◆ **YOUR GOAL**
Return the records exactly as they are.

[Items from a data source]
☆ ☆ ☆ ☆ ☆ ☆ ☆

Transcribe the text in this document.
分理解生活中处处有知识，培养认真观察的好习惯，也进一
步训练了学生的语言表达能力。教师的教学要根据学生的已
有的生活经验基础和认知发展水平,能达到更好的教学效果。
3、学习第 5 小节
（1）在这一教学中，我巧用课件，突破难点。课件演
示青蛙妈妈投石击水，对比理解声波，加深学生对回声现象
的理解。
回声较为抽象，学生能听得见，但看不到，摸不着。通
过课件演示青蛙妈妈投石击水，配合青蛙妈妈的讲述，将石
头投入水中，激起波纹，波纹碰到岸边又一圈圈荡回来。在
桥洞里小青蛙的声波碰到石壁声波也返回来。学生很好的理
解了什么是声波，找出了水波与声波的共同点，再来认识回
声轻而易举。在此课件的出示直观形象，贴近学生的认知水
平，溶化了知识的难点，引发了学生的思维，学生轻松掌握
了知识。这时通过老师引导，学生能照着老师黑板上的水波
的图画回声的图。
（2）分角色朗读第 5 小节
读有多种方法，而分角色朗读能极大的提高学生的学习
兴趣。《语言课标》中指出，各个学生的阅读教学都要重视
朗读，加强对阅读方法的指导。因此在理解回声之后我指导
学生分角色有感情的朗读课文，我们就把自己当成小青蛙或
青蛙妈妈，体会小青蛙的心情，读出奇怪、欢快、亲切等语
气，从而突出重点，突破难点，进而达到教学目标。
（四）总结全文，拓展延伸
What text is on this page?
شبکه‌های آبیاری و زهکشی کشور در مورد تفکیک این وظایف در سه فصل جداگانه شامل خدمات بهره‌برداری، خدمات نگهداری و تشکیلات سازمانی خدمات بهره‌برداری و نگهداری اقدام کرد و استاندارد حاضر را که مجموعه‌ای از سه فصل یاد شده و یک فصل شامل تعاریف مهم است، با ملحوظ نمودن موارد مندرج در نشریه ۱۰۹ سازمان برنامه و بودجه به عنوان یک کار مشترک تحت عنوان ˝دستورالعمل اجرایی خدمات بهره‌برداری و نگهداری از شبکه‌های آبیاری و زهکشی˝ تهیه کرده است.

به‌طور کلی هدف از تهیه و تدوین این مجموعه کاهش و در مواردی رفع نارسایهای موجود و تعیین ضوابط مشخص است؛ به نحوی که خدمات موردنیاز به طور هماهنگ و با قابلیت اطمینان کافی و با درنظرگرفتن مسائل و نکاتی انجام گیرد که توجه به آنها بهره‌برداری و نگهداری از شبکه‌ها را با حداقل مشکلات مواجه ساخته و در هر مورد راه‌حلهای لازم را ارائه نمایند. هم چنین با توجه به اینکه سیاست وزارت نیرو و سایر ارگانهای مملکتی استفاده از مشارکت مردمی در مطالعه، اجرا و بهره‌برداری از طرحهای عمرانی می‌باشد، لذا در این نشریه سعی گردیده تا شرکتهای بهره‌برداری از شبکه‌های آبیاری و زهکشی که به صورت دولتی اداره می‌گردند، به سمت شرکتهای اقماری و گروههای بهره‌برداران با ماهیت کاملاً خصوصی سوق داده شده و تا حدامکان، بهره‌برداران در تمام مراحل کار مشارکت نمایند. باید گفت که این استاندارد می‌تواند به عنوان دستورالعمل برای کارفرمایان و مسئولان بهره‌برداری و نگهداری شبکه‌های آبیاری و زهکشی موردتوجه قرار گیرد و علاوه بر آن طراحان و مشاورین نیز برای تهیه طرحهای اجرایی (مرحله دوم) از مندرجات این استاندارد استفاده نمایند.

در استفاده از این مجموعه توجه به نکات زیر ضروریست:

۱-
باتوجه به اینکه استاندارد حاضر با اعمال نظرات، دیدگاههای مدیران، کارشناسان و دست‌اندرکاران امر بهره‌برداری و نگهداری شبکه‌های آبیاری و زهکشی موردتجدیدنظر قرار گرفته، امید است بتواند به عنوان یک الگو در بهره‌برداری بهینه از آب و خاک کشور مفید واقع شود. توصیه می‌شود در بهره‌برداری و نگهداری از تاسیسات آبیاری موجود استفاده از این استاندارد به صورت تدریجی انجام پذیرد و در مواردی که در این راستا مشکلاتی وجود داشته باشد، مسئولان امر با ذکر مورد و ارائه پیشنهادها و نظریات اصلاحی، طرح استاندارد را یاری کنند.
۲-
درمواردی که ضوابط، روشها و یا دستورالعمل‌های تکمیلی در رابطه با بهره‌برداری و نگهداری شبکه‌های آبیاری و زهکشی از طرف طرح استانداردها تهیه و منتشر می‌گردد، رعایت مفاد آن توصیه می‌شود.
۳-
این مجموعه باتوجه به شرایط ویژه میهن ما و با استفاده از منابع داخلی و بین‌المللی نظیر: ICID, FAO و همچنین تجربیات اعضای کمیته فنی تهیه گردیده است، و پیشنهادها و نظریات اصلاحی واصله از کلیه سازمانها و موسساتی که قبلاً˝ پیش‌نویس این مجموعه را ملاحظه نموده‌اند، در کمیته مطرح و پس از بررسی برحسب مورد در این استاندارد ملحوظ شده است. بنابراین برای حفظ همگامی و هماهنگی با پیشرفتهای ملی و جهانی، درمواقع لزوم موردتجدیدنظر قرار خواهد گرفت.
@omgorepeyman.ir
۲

☆ ☆ ☆ ☆ ☆ ☆ ☆

◆ **ANSWER TO THIS TASK**
Transcribe the text in this document.
分理解生活中处处有知识，培养认真观察的好习惯，也进一
步训练了学生的语言表达能力。教师的教学要根据学生的已
有的生活经验基础和认知发展水平,能达到更好的教学效果。
3、学习第 5 小节
（1）在这一教学中，我巧用课件，突破难点。课件演
示青蛙妈妈投石击水，对比理解声波，加深学生对回声现象
的理解。
回声较为抽象，学生能听得见，但看不到，摸不着。通
过课件演示青蛙妈妈投石击水，配合青蛙妈妈的讲述，将石
头投入水中，激起波纹，波纹碰到岸边又一圈圈荡回来。在
桥洞里小青蛙的声波碰到石壁声波也返回来。学生很好的理
解了什么是声波，找出了水波与声波的共同点，再来认识回
声轻而易举。在此课件的出示直观形象，贴近学生的认知水
平，溶化了知识的难点，引发了学生的思维，学生轻松掌握
了知识。这时通过老师引导，学生能照着老师黑板上的水波
的图画回声的图。
（2）分角色朗读第 5 小节
读有多种方法，而分角色朗读能极大的提高学生的学习
兴趣。《语言课标》中指出，各个学生的阅读教学都要重视
朗读，加强对阅读方法的指导。因此在理解回声之后我指导
学生分角色有感情的朗读课文，我们就把自己当成小青蛙或
青蛙妈妈，体会小青蛙的心情，读出奇怪、欢快、亲切等语
气，从而突出重点，突破难点，进而达到教学目标。
（四）总结全文，拓展延伸
What text is on this page?
شبکه‌های آبیاری و زهکشی کشور در مورد تفکیک این وظایف در سه فصل جداگانه شامل خدمات بهره‌برداری، خدمات نگهداری و تشکیلات سازمانی خدمات بهره‌برداری و نگهداری اقدام کرد و استاندارد حاضر را که مجموعه‌ای از سه فصل یاد شده و یک فصل شامل تعاریف مهم است، با ملحوظ نمودن موارد مندرج در نشریه ۱۰۹ سازمان برنامه و بودجه به عنوان یک کار مشترک تحت عنوان ˝دستورالعمل اجرایی خدمات بهره‌برداری و نگهداری از شبکه‌های آبیاری و زهکشی˝ تهیه کرده است.

به‌طور کلی هدف از تهیه و تدوین این مجموعه کاهش و در مواردی رفع نارسایهای موجود و تعیین ضوابط مشخص است؛ به نحوی که خدمات موردنیاز به طور هماهنگ و با قابلیت اطمینان کافی و با درنظرگرفتن مسائل و نکاتی انجام گیرد که توجه به آنها بهره‌برداری و نگهداری از شبکه‌ها را با حداقل مشکلات مواجه ساخته و در هر مورد راه‌حلهای لازم را ارائه نمایند. هم چنین با توجه به اینکه سیاست وزارت نیرو و سایر ارگانهای مملکتی استفاده از مشارکت مردمی در مطالعه، اجرا و بهره‌برداری از طرحهای عمرانی می‌باشد، لذا در این نشریه سعی گردیده تا شرکتهای بهره‌برداری از شبکه‌های آبیاری و زهکشی که به صورت دولتی اداره می‌گردند، به سمت شرکتهای اقماری و گروههای بهره‌برداران با ماهیت کاملاً خصوصی سوق داده شده و تا حدامکان، بهره‌برداران در تمام مراحل کار مشارکت نمایند. باید گفت که این استاندارد می‌تواند به عنوان دستورالعمل برای کارفرمایان و مسئولان بهره‌برداری و نگهداری شبکه‌های آبیاری و زهکشی موردتوجه قرار گیرد و علاوه بر آن طراحان و مشاورین نیز برای تهیه طرحهای اجرایی (مرحله دوم) از مندرجات این استاندارد استفاده نمایند.

در استفاده از این مجموعه توجه به نکات زیر ضروریست:

۱-
باتوجه به اینکه استاندارد حاضر با اعمال نظرات، دیدگاههای مدیران، کارشناسان و دست‌اندرکاران امر بهره‌برداری و نگهداری شبکه‌های آبیاری و زهکشی موردتجدیدنظر قرار گرفته، امید است بتواند به عنوان یک الگو در بهره‌برداری بهینه از آب و خاک کشور مفید واقع شود. توصیه می‌شود در بهره‌برداری و نگهداری از تاسیسات آبیاری موجود استفاده از این استاندارد به صورت تدریجی انجام پذیرد و در مواردی که در این راستا مشکلاتی وجود داشته باشد، مسئولان امر با ذکر مورد و ارائه پیشنهادها و نظریات اصلاحی، طرح استاندارد را یاری کنند.
۲-
درمواردی که ضوابط، روشها و یا دستورالعمل‌های تکمیلی در رابطه با بهره‌برداری و نگهداری شبکه‌های آبیاری و زهکشی از طرف طرح استانداردها تهیه و منتشر می‌گردد، رعایت مفاد آن توصیه می‌شود.
۳-
این مجموعه باتوجه به شرایط ویژه میهن ما و با استفاده از منابع داخلی و بین‌المللی نظیر: ICID, FAO و همچنین تجربیات اعضای کمیته فنی تهیه گردیده است، و پیشنهادها و نظریات اصلاحی واصله از کلیه سازمانها و موسساتی که قبلاً˝ پیش‌نویس این مجموعه را ملاحظه نموده‌اند، در کمیته مطرح و پس از بررسی برحسب مورد در این استاندارد ملحوظ شده است. بنابراین برای حفظ همگامی و هماهنگی با پیشرفتهای ملی و جهانی، درمواقع لزوم موردتجدیدنظر قرار خواهد گرفت.
@omgorepeyman.ir
۲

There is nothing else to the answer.